OBJECTIVE
Identify all lines in the listing that include the word "summary", and copy them out.

(Dataset items)
□ □ □ □

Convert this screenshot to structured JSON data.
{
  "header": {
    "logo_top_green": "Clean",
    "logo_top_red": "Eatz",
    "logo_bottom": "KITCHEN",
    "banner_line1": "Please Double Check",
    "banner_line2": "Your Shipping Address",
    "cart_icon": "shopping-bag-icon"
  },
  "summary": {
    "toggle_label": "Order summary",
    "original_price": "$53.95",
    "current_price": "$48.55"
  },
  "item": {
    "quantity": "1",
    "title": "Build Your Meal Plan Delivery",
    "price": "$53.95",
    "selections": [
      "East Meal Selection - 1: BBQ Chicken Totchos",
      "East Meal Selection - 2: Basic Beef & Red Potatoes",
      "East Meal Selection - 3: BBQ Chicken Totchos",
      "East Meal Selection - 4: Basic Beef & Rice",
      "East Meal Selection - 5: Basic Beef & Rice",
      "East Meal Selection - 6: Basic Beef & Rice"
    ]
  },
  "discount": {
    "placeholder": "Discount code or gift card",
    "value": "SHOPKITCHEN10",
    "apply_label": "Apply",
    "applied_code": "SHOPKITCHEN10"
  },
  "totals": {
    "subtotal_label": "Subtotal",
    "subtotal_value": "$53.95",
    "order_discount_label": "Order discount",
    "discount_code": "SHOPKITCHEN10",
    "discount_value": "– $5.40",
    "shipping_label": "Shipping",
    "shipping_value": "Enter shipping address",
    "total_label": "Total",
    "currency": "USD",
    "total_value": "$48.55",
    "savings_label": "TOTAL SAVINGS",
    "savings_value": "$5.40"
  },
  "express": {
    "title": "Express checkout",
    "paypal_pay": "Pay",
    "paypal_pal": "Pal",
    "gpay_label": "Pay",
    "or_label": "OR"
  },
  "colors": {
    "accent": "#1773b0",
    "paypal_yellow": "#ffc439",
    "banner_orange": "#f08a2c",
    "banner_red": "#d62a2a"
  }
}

□ □ □ □

RESPONSE BELOW
  "summary": {
    "toggle_label": "Order summary",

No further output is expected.